- Exercise passage -

Tech

Bipartisan Cyber Action in the Senate Deserves Our Support

In 2018, the National Security Telecommunications Advisory Committee delivered a seminal “moonshot” call to make the internet safe and secure for critical infrastructure by 2028 and outlined an urgent “whole of nation” approach to success. The following year, the National Infrastructure Advisory Council recommended “urgent and comprehensive action” on cyber threats to critical infrastructure and made specific recommendations for moving forward as a nation. And, earlier this year, the Cyberspace Solarium Commission established by an act of Congress proposed a strategy of layered cyber deterrence with over 80 recommendations to implement the strategy.

In sum – thoughtful, reasoned progress all, moving this critical issue from concept toward reality. Each of these three reports – produced by three different committees and commissions of public and private sector experts – came to many of the same conclusions. They include: requiring urgency of action, cyber norms, functional resilience, trusted ecosystems, federal leadership, organized industry efforts, cyber education, grand challenges, safer behaviors and more.

The underlying theme from all: Now is the time for action.

- Exercise goal -
Reproduce the article on bipartisan cyber action in the Senate word for word, from start to finish.

- Data extracts -
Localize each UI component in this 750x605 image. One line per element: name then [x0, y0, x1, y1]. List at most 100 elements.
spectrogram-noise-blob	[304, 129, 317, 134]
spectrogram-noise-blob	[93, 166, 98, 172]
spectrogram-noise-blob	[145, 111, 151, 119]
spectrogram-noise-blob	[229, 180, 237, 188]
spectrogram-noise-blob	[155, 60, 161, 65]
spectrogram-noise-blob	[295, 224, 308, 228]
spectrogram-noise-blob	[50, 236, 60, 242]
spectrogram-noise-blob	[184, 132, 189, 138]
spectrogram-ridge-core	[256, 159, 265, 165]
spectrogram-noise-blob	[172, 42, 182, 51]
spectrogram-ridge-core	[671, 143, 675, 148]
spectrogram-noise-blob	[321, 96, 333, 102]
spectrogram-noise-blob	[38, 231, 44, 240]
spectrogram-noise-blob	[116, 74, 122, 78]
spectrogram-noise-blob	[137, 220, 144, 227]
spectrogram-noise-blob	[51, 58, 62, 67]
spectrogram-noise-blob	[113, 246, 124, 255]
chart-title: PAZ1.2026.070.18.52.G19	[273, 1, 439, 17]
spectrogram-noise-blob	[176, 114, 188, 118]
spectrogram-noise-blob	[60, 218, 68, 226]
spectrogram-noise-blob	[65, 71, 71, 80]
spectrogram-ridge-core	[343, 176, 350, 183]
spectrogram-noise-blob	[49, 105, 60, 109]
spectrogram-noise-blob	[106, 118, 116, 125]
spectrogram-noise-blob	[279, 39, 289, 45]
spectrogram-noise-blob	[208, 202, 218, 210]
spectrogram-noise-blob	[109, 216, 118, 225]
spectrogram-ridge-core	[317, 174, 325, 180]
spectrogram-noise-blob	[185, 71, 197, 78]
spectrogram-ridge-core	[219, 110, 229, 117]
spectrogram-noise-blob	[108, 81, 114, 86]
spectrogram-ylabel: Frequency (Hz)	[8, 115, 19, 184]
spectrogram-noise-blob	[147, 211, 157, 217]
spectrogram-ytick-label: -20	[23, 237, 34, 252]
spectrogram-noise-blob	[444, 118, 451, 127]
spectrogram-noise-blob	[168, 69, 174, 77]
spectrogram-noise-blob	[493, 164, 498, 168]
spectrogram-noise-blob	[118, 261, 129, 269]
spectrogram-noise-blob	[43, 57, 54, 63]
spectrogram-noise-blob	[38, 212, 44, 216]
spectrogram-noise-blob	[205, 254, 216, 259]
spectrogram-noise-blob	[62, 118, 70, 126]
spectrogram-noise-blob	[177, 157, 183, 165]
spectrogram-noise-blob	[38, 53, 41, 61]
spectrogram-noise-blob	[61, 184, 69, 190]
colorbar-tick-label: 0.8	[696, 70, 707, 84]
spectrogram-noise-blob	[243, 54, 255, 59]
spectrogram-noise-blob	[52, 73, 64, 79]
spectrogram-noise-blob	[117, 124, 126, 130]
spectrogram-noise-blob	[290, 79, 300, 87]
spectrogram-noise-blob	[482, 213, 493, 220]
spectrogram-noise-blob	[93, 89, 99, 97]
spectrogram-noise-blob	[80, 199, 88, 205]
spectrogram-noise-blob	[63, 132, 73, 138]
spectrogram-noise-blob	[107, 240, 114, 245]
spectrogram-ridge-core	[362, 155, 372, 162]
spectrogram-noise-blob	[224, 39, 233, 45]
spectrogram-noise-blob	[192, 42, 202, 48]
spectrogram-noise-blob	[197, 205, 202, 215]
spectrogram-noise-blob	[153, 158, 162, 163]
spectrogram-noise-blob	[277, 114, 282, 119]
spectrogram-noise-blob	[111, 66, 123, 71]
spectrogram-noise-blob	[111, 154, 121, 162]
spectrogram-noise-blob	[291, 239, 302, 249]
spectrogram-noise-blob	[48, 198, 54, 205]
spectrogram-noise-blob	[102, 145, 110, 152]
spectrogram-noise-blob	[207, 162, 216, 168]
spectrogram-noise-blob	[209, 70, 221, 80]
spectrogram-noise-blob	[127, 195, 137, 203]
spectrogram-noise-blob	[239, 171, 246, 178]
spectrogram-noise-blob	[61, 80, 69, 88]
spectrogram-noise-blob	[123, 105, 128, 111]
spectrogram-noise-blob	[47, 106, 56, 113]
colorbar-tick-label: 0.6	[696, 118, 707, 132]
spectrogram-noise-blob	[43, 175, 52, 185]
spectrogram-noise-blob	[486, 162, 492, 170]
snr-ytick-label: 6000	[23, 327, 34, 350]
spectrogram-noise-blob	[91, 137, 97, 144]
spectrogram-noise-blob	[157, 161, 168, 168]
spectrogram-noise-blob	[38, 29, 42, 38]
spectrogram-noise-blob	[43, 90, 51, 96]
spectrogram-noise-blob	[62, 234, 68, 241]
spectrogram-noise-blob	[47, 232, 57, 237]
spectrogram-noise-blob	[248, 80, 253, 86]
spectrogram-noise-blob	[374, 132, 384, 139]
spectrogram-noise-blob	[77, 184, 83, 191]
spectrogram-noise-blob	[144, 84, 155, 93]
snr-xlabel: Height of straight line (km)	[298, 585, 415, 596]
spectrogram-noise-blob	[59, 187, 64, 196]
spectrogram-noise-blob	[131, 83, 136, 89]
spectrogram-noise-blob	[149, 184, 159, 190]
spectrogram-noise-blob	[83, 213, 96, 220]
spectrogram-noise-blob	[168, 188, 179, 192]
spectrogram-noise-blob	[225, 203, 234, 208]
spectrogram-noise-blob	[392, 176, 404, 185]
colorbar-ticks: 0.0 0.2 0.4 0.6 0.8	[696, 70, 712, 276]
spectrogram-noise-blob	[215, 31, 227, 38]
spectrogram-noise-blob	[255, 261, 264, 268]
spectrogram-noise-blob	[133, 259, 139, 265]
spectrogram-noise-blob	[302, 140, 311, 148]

- Solution for this problem -
Tech

Bipartisan Cyber Action in the Senate Deserves Our Support

In 2018, the National Security Telecommunications Advisory Committee delivered a seminal “moonshot” call to make the internet safe and secure for critical infrastructure by 2028 and outlined an urgent “whole of nation” approach to success. The following year, the National Infrastructure Advisory Council recommended “urgent and comprehensive action” on cyber threats to critical infrastructure and made specific recommendations for moving forward as a nation. And, earlier this year, the Cyberspace Solarium Commission established by an act of Congress proposed a strategy of layered cyber deterrence with over 80 recommendations to implement the strategy.

In sum – thoughtful, reasoned progress all, moving this critical issue from concept toward reality. Each of these three reports – produced by three different committees and commissions of public and private sector experts – came to many of the same conclusions. They include: requiring urgency of action, cyber norms, functional resilience, trusted ecosystems, federal leadership, organized industry efforts, cyber education, grand challenges, safer behaviors and more.

The underlying theme from all: Now is the time for action.